◆ **Goal**: Within the listing below, locate all lines containing the word "ylabel". Copy each one.

◆ **Stored records**:
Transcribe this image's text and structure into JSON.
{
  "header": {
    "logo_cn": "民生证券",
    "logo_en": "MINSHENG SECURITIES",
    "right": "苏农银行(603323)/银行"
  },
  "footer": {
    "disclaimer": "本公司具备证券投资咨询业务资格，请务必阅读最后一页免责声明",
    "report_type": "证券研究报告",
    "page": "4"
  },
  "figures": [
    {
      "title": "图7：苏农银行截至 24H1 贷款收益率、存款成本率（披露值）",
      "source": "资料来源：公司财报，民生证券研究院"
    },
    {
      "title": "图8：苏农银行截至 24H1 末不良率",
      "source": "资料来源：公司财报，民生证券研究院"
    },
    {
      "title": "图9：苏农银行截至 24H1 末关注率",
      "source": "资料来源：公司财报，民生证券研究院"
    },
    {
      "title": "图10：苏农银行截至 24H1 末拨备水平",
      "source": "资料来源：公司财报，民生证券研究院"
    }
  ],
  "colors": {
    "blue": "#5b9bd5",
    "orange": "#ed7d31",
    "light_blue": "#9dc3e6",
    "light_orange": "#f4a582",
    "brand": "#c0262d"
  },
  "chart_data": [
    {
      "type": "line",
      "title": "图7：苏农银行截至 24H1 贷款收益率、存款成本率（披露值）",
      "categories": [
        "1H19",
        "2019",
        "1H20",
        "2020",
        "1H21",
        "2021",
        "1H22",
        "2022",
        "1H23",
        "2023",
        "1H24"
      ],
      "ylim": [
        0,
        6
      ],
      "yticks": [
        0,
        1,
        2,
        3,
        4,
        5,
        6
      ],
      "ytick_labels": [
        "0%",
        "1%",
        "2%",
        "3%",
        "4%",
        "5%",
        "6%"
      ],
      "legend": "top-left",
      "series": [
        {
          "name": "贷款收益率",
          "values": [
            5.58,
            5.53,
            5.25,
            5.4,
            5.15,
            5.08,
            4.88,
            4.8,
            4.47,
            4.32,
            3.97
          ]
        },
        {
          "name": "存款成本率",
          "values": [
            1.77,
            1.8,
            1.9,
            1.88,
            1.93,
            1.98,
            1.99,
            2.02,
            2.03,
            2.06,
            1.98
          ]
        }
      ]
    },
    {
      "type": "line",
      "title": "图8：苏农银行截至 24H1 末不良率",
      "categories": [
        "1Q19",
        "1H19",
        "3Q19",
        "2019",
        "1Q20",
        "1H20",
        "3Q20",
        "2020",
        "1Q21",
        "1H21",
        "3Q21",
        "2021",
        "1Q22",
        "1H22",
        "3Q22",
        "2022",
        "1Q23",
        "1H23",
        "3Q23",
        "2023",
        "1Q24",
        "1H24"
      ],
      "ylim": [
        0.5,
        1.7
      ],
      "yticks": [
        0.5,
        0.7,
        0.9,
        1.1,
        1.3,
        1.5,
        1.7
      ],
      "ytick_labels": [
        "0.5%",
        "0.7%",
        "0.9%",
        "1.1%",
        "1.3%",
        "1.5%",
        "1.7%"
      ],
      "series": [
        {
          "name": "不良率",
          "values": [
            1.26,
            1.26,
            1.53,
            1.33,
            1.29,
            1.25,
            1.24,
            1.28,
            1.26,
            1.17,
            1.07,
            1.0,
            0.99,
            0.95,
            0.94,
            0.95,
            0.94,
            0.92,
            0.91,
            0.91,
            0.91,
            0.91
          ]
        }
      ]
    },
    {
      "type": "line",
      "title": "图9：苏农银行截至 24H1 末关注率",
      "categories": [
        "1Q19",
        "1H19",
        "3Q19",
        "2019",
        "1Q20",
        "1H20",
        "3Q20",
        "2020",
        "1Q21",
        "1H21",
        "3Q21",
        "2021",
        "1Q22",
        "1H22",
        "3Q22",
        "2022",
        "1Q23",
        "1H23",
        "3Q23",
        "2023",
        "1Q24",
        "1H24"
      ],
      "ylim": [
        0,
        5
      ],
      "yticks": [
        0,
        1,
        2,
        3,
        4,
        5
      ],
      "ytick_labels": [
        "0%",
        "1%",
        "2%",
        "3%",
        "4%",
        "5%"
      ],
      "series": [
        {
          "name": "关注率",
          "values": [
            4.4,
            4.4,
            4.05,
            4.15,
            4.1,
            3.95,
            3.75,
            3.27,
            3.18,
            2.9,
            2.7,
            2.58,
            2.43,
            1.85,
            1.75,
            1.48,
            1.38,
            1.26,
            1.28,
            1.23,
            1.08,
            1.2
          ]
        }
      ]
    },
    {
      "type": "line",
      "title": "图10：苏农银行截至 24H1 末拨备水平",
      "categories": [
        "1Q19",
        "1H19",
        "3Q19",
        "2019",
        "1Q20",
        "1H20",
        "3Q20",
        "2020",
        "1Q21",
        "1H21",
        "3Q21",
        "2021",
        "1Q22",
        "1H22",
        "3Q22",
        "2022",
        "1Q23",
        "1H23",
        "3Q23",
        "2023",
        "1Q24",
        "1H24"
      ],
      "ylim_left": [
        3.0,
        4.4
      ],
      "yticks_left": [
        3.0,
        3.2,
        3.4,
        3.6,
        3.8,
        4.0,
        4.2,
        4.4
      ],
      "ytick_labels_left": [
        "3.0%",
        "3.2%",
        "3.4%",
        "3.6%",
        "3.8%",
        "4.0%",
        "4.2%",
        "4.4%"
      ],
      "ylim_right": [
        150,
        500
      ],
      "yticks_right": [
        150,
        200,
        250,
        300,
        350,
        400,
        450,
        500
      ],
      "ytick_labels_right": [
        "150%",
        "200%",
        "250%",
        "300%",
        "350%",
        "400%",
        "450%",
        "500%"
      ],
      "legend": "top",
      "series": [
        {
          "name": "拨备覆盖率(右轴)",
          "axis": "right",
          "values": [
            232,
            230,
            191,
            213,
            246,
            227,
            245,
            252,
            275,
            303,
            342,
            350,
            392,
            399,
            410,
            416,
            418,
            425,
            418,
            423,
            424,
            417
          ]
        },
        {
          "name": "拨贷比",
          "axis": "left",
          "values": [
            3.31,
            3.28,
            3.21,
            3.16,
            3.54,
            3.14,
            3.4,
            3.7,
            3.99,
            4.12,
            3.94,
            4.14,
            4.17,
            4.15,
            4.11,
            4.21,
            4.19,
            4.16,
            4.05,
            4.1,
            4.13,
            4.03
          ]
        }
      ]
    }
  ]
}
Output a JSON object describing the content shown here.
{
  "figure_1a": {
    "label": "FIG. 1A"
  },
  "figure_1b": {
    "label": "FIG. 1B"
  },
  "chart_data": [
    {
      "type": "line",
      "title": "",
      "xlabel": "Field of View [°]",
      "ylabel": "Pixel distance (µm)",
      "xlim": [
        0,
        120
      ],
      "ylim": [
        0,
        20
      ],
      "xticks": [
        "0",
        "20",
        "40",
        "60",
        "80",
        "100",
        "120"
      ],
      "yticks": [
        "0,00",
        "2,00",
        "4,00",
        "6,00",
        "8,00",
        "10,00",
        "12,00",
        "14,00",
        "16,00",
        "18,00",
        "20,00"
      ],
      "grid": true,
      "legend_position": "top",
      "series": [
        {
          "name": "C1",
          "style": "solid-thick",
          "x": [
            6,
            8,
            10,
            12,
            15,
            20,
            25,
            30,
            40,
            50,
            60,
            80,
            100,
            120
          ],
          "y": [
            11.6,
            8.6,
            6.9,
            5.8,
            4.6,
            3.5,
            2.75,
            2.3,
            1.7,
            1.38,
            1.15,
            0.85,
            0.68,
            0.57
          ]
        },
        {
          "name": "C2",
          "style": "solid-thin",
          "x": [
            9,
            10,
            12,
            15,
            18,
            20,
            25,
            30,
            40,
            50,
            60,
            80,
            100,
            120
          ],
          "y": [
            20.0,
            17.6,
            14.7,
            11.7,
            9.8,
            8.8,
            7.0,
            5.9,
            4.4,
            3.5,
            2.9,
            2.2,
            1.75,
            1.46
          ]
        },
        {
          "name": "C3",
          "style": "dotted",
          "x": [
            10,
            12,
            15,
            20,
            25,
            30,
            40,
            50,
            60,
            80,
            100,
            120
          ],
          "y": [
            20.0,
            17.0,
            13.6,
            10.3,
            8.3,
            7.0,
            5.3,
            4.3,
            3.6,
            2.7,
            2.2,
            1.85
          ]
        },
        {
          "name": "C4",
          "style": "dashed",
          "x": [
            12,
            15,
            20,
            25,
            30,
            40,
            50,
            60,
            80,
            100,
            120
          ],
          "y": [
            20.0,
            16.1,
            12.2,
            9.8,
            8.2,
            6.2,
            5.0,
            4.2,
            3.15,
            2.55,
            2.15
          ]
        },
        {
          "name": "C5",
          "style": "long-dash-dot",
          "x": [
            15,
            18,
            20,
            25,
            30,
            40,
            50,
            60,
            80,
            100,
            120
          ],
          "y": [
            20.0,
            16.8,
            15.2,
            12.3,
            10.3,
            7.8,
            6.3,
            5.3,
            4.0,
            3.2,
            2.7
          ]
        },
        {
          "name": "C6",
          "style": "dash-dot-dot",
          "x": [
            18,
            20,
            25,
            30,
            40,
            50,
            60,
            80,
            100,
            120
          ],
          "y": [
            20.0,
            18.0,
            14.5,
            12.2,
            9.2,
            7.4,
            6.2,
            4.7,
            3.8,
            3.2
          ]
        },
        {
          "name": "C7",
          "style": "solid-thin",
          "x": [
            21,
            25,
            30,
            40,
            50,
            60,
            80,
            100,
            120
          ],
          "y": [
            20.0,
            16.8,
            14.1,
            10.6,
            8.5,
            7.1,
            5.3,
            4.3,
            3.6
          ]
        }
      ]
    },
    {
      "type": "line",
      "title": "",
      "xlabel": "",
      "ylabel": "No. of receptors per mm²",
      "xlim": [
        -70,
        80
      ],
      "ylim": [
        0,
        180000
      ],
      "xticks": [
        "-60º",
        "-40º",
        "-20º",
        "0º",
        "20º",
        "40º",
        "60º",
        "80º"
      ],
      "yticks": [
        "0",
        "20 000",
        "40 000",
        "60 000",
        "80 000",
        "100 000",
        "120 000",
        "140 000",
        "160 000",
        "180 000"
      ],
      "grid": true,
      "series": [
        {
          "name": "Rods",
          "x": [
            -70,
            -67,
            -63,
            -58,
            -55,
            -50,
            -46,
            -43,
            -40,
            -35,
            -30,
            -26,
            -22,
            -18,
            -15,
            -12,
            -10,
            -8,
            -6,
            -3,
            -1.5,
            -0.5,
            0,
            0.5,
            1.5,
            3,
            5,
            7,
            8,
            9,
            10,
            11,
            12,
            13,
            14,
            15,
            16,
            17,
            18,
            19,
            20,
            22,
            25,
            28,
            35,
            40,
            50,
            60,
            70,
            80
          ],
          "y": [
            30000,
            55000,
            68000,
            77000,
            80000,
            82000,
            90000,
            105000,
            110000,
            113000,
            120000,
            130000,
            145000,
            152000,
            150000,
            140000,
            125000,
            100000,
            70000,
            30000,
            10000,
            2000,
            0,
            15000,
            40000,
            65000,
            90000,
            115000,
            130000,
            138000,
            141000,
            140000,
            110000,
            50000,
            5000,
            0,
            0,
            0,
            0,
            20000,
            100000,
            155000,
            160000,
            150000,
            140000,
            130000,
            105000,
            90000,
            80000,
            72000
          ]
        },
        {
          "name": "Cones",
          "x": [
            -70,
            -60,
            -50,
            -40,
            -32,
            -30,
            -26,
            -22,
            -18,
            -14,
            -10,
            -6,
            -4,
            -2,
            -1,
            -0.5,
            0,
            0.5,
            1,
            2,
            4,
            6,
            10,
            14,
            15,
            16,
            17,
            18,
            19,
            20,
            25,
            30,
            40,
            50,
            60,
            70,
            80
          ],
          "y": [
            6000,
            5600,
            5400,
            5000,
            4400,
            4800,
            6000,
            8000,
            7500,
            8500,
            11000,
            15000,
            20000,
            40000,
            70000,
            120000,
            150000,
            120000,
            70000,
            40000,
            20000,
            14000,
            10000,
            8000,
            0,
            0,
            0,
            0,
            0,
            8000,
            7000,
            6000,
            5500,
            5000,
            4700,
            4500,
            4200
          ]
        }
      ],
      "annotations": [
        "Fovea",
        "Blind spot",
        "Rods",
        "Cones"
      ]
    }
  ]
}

◆ **Expected answer**:
      "ylabel": "Pixel distance (µm)",
      "ylabel": "No. of receptors per mm²",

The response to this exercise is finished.